[Direction] Which lines include the word "fenômenos"? Copy each of them.

(Stored data)
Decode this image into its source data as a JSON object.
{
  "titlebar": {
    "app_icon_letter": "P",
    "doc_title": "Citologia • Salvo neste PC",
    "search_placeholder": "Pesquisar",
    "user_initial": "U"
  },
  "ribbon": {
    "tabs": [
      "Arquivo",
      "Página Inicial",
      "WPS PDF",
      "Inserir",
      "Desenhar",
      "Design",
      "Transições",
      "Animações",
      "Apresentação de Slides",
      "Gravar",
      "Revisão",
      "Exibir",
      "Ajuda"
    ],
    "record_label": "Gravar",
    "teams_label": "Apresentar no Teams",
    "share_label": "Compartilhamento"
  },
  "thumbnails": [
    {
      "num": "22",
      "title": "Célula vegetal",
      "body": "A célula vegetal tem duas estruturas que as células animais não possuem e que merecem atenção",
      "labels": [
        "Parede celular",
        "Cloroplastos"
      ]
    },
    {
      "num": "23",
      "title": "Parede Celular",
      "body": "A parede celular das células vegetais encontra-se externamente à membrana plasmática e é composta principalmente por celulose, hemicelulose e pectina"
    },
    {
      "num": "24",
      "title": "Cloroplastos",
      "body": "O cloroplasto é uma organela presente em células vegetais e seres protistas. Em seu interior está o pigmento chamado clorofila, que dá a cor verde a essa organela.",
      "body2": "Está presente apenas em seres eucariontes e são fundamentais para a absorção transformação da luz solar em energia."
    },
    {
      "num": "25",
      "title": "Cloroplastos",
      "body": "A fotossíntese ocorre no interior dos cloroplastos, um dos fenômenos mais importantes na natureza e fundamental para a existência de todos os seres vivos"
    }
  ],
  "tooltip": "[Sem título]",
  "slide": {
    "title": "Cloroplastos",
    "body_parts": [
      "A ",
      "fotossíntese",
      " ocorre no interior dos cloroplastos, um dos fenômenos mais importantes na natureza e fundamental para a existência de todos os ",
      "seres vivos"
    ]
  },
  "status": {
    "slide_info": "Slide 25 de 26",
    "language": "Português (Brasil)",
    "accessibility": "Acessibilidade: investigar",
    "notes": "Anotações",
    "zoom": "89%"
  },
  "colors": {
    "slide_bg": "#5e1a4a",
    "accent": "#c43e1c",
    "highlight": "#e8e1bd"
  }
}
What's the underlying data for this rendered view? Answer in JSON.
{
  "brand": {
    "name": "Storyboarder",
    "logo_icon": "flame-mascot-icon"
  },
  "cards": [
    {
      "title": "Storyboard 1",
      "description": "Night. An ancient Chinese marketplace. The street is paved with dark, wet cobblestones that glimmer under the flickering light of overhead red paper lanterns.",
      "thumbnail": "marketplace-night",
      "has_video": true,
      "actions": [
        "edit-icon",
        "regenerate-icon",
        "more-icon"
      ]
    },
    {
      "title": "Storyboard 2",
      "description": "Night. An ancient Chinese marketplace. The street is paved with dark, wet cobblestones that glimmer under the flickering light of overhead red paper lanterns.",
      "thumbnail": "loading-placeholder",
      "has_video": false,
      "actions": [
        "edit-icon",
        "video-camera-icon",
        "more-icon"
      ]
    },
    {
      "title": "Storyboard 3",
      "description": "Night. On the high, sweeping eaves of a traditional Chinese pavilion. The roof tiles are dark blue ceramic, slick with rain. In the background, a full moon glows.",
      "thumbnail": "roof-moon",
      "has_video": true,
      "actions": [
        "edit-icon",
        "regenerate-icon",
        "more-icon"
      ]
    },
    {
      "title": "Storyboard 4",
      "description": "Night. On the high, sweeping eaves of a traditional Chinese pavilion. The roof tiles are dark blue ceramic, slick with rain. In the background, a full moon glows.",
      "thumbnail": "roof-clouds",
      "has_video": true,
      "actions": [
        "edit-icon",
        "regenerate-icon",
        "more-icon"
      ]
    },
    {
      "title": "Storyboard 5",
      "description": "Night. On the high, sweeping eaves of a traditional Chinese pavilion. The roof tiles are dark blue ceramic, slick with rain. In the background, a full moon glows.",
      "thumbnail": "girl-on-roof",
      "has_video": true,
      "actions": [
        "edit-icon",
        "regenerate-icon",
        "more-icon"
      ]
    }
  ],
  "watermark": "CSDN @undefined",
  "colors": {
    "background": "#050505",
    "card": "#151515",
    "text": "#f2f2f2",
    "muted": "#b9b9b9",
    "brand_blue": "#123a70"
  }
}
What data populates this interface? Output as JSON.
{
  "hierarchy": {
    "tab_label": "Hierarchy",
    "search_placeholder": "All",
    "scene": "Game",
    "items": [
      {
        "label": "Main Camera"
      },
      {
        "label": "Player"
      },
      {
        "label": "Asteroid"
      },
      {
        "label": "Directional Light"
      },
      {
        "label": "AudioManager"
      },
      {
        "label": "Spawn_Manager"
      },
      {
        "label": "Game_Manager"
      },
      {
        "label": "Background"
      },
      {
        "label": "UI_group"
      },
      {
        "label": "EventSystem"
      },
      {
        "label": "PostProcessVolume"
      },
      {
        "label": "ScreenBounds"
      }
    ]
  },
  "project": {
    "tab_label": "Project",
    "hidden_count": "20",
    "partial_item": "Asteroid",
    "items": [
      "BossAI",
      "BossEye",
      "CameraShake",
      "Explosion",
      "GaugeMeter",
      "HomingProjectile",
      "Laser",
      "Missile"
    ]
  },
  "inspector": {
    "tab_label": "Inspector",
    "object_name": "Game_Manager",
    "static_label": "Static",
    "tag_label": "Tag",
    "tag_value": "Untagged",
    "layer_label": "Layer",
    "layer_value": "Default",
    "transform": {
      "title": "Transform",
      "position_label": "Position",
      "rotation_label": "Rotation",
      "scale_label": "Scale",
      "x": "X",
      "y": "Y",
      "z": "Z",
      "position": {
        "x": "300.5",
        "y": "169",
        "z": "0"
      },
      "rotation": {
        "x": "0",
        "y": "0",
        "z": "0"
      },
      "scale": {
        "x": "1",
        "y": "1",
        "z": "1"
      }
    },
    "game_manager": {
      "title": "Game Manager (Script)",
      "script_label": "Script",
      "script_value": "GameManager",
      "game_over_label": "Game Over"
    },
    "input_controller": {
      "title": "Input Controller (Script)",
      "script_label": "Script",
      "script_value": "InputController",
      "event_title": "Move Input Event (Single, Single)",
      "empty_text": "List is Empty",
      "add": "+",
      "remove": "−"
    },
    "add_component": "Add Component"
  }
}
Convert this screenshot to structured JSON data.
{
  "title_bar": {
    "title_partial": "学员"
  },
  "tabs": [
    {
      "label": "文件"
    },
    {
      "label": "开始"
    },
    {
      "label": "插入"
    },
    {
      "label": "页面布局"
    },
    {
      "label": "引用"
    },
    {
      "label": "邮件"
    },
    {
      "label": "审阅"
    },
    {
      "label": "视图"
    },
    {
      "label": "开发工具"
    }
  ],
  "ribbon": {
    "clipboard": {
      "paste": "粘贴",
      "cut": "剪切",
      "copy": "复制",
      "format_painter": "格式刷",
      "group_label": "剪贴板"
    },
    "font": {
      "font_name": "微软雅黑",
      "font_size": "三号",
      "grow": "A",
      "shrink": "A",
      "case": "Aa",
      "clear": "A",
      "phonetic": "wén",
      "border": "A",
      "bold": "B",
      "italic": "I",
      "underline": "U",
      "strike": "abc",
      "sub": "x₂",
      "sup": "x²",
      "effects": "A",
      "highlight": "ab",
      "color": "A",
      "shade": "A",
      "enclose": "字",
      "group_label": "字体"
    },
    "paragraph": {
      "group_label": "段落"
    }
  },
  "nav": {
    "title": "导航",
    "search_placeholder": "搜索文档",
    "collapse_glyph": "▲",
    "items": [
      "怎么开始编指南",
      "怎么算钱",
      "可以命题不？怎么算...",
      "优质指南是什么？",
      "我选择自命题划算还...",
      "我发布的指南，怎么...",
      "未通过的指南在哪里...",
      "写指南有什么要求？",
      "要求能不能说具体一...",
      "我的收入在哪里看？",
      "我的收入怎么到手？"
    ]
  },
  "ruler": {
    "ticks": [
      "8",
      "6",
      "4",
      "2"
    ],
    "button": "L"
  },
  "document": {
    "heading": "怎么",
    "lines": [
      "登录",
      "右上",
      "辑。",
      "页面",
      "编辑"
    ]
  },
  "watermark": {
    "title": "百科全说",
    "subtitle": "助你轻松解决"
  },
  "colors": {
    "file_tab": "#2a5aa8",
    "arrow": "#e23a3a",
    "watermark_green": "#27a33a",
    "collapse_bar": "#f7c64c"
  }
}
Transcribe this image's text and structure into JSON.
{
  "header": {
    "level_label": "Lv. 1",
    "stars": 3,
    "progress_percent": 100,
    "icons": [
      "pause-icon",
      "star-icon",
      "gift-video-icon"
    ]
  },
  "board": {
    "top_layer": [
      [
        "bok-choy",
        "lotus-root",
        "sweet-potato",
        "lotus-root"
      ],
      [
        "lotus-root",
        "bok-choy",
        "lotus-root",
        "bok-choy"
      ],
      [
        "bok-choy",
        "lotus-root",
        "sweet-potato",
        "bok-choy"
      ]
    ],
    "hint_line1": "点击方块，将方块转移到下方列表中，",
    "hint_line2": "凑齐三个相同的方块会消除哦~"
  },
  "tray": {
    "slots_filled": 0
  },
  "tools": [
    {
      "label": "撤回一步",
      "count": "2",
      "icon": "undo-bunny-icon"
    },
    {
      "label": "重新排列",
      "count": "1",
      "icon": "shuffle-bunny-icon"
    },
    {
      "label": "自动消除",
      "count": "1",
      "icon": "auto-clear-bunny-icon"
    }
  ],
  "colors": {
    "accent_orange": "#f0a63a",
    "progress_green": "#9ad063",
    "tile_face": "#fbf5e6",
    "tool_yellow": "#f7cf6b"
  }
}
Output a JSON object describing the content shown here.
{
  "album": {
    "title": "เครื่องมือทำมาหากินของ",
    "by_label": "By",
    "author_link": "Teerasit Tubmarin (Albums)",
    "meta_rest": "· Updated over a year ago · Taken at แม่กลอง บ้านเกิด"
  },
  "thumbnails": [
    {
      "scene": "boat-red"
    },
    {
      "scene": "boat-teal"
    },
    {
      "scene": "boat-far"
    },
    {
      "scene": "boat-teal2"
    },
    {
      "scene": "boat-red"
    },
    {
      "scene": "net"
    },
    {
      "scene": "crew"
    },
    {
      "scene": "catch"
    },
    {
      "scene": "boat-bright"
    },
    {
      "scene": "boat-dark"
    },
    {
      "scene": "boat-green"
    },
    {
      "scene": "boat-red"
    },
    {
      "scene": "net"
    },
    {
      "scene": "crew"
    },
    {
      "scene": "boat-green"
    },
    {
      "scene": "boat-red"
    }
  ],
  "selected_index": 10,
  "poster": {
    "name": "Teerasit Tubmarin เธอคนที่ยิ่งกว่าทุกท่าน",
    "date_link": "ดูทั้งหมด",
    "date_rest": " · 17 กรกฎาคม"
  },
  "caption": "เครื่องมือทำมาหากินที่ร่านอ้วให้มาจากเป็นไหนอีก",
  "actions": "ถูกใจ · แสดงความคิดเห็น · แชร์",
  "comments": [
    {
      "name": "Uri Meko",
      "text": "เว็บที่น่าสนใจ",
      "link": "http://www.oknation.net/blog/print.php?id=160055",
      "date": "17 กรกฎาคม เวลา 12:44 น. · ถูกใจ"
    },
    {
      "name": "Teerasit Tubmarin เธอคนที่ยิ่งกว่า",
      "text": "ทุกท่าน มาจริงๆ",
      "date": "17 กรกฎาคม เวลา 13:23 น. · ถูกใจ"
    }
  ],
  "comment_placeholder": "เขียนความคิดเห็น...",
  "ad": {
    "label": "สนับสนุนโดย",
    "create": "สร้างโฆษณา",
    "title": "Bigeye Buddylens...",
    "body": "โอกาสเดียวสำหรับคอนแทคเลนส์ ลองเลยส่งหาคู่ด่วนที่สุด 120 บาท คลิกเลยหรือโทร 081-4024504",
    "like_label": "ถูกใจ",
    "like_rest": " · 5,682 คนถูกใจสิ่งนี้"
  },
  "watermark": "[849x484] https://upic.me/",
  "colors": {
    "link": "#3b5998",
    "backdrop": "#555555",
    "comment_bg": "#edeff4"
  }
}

[Exercise answer]
      "body": "A fotossíntese ocorre no interior dos cloroplastos, um dos fenômenos mais importantes na natureza e fundamental para a existência de todos os seres vivos"
      " ocorre no interior dos cloroplastos, um dos fenômenos mais importantes na natureza e fundamental para a existência de todos os ",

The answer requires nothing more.